Recorded data:
◆ ◆ ◆ ◆ ◆ ◆ ◆
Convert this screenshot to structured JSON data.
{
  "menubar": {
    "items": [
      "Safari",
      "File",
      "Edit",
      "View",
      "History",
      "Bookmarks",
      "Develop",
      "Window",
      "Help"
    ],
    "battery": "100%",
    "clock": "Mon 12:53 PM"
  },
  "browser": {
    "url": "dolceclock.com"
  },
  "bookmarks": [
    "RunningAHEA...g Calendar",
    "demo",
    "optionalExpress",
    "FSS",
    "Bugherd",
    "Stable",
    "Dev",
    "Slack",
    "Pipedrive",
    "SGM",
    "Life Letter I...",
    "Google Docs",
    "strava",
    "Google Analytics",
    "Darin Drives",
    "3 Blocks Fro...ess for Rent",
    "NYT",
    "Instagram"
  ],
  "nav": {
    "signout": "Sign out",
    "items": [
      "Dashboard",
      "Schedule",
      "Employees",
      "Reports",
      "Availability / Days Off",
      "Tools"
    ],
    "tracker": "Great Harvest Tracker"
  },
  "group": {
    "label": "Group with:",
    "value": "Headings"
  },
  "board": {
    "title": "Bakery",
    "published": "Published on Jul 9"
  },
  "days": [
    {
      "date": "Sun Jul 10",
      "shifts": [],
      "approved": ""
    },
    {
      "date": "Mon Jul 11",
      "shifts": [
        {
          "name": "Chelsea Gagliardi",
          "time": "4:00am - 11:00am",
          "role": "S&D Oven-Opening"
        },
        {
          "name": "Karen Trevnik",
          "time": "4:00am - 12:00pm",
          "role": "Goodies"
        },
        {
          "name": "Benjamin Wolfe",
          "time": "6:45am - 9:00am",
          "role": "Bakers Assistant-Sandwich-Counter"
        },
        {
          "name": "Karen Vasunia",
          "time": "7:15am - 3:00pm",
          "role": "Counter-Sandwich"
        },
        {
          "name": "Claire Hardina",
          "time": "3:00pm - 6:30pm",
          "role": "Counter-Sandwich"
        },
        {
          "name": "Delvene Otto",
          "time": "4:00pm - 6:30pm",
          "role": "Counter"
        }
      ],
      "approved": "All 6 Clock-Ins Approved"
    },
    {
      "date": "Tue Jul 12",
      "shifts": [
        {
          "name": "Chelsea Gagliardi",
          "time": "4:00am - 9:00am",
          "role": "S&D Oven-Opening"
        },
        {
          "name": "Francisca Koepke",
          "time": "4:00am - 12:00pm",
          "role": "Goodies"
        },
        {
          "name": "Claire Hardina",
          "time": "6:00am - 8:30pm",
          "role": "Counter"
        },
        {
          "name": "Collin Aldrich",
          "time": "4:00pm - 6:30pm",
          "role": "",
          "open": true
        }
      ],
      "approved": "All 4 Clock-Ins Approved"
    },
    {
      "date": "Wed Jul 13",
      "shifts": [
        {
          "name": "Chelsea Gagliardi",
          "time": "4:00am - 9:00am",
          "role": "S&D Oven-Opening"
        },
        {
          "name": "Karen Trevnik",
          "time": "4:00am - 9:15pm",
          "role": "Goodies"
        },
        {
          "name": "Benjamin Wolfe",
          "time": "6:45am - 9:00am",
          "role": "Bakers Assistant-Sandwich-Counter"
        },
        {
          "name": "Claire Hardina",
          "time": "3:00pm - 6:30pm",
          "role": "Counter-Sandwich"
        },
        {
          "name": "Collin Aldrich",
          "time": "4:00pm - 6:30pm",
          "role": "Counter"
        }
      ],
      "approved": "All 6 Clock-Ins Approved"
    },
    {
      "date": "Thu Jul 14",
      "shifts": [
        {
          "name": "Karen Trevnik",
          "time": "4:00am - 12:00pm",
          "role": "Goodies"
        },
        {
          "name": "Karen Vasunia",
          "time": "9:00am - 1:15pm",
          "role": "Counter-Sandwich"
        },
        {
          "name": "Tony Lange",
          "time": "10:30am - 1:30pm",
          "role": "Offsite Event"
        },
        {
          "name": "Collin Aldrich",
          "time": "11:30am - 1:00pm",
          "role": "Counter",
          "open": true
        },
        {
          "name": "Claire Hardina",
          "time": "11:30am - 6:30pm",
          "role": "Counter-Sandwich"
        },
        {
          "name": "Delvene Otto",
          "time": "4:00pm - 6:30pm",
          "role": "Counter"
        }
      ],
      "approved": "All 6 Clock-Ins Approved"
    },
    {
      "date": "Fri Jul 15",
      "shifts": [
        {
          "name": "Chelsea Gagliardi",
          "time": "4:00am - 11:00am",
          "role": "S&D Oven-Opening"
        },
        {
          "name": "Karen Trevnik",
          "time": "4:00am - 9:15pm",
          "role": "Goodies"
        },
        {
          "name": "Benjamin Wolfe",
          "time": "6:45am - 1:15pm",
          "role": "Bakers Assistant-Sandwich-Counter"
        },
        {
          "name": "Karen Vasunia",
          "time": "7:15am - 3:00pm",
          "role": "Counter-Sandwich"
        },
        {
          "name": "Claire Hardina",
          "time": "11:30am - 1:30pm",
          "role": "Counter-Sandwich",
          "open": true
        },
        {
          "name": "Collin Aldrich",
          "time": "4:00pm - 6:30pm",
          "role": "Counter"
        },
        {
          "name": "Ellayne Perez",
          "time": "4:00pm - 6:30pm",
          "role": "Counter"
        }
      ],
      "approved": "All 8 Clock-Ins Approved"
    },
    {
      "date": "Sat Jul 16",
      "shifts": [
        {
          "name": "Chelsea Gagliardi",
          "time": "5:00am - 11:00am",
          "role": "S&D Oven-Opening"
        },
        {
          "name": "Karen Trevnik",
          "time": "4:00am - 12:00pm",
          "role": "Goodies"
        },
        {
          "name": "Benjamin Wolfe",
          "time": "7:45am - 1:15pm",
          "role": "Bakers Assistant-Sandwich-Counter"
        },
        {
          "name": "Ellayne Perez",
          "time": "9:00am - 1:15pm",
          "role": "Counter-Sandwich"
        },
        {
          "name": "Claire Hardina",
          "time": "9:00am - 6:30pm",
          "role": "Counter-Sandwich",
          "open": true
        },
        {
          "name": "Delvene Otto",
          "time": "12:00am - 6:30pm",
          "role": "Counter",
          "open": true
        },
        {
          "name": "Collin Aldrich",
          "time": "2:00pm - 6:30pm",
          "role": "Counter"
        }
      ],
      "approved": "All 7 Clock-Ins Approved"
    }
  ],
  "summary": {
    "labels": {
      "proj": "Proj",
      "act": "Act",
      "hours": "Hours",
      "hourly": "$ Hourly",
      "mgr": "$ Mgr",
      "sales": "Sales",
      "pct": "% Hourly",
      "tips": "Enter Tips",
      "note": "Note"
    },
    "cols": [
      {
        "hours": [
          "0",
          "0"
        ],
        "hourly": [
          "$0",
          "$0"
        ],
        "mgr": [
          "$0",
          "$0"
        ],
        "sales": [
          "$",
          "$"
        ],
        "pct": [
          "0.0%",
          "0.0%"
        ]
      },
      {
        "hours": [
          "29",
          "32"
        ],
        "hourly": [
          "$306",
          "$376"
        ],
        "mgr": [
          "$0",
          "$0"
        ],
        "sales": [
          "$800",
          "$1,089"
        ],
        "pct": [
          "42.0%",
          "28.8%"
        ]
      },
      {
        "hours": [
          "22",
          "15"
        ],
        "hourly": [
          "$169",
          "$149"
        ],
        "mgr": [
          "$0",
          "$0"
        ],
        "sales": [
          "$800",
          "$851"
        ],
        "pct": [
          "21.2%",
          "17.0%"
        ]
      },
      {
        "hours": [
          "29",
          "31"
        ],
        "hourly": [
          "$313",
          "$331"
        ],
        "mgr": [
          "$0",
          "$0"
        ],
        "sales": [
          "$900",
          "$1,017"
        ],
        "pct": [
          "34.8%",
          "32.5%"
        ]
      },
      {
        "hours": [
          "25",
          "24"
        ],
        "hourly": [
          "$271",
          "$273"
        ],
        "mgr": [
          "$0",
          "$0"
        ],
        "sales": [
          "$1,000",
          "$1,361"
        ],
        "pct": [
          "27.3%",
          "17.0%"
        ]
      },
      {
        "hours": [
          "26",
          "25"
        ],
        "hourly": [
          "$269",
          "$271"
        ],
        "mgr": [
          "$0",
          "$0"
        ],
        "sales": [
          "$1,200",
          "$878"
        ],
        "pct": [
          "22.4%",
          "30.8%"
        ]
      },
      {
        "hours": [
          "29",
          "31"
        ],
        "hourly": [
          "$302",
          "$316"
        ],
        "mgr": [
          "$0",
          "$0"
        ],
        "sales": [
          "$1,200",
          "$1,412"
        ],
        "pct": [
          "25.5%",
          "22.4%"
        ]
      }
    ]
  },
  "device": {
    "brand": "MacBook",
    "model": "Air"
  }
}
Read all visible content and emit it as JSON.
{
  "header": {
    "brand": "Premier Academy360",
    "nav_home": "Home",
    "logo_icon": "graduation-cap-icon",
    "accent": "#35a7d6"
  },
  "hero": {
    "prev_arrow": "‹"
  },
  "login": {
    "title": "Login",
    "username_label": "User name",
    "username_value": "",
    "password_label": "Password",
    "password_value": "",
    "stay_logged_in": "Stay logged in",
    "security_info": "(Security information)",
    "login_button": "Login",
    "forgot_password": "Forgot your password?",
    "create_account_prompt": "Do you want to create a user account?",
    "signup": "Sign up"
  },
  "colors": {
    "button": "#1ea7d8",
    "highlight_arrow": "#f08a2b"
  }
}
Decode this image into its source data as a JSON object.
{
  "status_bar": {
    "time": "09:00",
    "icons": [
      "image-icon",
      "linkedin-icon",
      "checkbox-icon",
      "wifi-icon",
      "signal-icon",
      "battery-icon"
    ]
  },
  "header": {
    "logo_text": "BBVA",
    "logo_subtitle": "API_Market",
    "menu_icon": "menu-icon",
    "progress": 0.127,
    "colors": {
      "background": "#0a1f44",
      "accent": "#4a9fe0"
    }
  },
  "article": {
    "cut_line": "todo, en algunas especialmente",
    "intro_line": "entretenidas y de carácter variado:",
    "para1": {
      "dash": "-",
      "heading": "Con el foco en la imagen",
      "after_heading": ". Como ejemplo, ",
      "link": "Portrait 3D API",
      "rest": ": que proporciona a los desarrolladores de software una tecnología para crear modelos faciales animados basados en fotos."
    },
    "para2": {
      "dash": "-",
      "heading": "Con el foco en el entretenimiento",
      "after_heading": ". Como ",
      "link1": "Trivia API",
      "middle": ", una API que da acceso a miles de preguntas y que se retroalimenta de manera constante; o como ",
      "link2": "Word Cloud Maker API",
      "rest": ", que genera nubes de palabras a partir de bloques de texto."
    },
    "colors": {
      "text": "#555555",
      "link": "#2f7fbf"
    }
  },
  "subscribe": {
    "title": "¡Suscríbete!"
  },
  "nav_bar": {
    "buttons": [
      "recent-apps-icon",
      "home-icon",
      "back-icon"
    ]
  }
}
◆ ◆ ◆ ◆ ◆ ◆ ◆
**Problem:**
Return all the lines that contain the string "approved".

**Answer to this exercise:**
      "approved": ""
      "approved": "All 6 Clock-Ins Approved"
      "approved": "All 4 Clock-Ins Approved"
      "approved": "All 6 Clock-Ins Approved"
      "approved": "All 6 Clock-Ins Approved"
      "approved": "All 8 Clock-Ins Approved"
      "approved": "All 7 Clock-Ins Approved"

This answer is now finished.